Exercise aim:
Find the line containing "What's the underlying". Return it and every line after it, unchanged, up to and including the last line.

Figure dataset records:

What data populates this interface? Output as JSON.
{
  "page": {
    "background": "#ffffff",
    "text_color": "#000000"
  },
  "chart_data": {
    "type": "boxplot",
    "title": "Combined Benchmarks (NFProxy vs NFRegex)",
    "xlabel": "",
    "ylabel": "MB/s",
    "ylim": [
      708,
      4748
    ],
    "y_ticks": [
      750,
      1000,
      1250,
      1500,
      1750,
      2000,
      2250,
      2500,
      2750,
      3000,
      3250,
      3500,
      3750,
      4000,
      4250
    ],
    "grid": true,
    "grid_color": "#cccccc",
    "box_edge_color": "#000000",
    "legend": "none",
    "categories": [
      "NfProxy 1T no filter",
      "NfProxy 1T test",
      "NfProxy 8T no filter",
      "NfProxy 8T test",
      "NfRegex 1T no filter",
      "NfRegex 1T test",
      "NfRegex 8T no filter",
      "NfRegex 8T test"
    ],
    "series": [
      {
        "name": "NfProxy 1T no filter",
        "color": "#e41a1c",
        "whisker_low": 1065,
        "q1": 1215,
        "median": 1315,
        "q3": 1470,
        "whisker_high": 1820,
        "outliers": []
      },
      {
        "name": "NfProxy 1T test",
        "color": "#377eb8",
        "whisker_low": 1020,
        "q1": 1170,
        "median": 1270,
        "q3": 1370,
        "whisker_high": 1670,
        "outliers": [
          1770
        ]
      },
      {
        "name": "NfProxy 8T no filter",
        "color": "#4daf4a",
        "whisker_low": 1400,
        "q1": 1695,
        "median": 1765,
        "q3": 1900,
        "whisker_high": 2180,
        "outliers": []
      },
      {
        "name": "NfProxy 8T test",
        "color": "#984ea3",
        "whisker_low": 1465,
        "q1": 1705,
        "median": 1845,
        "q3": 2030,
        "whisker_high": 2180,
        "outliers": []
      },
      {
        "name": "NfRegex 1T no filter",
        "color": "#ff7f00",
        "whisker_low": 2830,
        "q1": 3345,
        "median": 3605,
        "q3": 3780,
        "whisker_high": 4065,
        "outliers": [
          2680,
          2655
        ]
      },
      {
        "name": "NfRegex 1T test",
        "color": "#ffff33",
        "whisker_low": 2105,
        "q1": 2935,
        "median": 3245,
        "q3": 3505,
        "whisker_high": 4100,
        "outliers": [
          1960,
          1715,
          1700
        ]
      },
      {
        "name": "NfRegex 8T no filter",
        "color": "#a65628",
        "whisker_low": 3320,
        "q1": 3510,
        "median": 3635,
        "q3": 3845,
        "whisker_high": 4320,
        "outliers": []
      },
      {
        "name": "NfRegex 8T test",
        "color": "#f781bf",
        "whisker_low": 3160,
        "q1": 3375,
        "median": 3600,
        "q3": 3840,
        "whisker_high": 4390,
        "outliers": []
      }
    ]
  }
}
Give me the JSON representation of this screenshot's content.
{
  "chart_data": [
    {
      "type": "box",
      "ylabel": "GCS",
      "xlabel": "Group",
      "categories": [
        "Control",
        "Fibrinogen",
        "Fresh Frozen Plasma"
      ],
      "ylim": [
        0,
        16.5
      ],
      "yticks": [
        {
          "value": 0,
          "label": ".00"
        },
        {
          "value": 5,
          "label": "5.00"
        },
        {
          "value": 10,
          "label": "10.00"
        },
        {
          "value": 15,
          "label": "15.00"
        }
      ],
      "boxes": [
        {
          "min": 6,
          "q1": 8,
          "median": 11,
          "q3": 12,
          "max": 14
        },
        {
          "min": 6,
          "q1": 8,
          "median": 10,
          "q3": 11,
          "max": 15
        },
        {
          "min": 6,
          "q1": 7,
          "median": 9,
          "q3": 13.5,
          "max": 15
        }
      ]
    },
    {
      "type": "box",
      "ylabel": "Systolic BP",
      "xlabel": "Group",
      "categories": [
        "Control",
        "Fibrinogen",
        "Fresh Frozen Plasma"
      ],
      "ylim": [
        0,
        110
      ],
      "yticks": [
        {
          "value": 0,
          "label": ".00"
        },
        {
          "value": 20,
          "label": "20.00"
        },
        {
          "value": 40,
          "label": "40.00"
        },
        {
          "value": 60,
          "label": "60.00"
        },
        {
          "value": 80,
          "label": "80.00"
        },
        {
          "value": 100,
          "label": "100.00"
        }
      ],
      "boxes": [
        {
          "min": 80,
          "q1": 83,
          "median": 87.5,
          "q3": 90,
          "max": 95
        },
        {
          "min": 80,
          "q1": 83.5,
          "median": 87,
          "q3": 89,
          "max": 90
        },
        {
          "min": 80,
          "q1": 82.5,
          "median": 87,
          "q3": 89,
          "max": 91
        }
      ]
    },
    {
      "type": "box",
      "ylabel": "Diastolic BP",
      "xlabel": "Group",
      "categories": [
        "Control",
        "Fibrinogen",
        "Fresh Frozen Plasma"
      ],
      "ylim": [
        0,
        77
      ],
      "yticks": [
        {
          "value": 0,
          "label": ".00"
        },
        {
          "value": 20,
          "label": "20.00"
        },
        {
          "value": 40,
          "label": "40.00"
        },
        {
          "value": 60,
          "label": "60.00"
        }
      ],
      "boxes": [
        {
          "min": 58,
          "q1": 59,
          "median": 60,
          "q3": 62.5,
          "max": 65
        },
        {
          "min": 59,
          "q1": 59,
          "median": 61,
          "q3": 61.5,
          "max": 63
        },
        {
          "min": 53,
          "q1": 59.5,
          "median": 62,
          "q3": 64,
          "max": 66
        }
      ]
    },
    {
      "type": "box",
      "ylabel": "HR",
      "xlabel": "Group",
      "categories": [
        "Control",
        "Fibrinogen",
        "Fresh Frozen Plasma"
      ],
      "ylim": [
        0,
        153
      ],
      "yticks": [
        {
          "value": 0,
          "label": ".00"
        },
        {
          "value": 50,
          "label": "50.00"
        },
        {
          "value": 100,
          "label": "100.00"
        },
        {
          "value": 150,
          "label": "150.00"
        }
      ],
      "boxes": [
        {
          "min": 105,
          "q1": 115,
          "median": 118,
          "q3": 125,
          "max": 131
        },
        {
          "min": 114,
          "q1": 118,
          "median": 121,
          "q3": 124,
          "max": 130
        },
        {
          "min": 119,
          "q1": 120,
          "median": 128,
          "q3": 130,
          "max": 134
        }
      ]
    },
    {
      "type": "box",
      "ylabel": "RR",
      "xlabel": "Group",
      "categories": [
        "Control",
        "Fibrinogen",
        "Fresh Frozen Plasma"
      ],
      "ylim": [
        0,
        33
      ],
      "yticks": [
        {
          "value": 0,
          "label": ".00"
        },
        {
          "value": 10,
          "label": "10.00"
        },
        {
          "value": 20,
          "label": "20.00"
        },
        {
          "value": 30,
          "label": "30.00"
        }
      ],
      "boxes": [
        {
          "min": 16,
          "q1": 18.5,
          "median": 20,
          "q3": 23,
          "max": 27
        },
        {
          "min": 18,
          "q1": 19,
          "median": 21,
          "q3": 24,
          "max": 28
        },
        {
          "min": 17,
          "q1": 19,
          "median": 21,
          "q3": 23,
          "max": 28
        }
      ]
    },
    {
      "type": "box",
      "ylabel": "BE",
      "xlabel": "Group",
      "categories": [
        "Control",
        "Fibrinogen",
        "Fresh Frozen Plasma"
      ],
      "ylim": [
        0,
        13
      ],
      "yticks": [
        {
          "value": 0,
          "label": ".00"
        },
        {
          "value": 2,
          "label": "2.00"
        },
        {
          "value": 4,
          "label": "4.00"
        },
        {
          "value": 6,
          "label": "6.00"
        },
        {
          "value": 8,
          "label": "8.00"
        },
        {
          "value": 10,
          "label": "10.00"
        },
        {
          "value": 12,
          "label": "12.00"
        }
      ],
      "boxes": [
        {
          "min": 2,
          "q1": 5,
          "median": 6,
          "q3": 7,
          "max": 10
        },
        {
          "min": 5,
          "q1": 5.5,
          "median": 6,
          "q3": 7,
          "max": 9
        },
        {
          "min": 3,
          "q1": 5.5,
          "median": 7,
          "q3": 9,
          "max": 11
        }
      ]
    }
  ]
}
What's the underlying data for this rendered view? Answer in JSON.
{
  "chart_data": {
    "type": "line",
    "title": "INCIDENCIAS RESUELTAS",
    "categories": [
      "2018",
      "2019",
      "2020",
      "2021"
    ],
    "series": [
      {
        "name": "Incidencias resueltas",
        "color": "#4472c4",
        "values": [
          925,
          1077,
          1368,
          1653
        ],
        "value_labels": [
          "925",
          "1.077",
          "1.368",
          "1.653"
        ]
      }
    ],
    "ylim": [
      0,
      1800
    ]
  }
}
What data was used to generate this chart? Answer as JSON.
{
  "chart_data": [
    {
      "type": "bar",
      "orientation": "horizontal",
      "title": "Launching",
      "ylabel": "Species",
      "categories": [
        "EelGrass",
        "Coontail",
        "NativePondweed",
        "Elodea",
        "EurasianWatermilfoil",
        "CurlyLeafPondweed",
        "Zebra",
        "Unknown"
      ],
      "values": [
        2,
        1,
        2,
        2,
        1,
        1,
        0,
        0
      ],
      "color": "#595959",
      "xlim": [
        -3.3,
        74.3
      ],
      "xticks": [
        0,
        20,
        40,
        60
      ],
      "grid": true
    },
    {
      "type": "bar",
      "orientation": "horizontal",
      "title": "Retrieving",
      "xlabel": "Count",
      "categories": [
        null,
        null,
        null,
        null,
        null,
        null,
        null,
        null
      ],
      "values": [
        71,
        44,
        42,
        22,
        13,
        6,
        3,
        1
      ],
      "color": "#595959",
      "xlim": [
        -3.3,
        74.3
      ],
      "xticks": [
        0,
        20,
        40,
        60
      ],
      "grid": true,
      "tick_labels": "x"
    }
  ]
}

Output:
What's the underlying data for this rendered view? Answer in JSON.
{
  "chart_data": {
    "type": "line",
    "title": "INCIDENCIAS RESUELTAS",
    "categories": [
      "2018",
      "2019",
      "2020",
      "2021"
    ],
    "series": [
      {
        "name": "Incidencias resueltas",
        "color": "#4472c4",
        "values": [
          925,
          1077,
          1368,
          1653
        ],
        "value_labels": [
          "925",
          "1.077",
          "1.368",
          "1.653"
        ]
      }
    ],
    "ylim": [
      0,
      1800
    ]
  }
}
What data was used to generate this chart? Answer as JSON.
{
  "chart_data": [
    {
      "type": "bar",
      "orientation": "horizontal",
      "title": "Launching",
      "ylabel": "Species",
      "categories": [
        "EelGrass",
        "Coontail",
        "NativePondweed",
        "Elodea",
        "EurasianWatermilfoil",
        "CurlyLeafPondweed",
        "Zebra",
        "Unknown"
      ],
      "values": [
        2,
        1,
        2,
        2,
        1,
        1,
        0,
        0
      ],
      "color": "#595959",
      "xlim": [
        -3.3,
        74.3
      ],
      "xticks": [
        0,
        20,
        40,
        60
      ],
      "grid": true
    },
    {
      "type": "bar",
      "orientation": "horizontal",
      "title": "Retrieving",
      "xlabel": "Count",
      "categories": [
        null,
        null,
        null,
        null,
        null,
        null,
        null,
        null
      ],
      "values": [
        71,
        44,
        42,
        22,
        13,
        6,
        3,
        1
      ],
      "color": "#595959",
      "xlim": [
        -3.3,
        74.3
      ],
      "xticks": [
        0,
        20,
        40,
        60
      ],
      "grid": true,
      "tick_labels": "x"
    }
  ]
}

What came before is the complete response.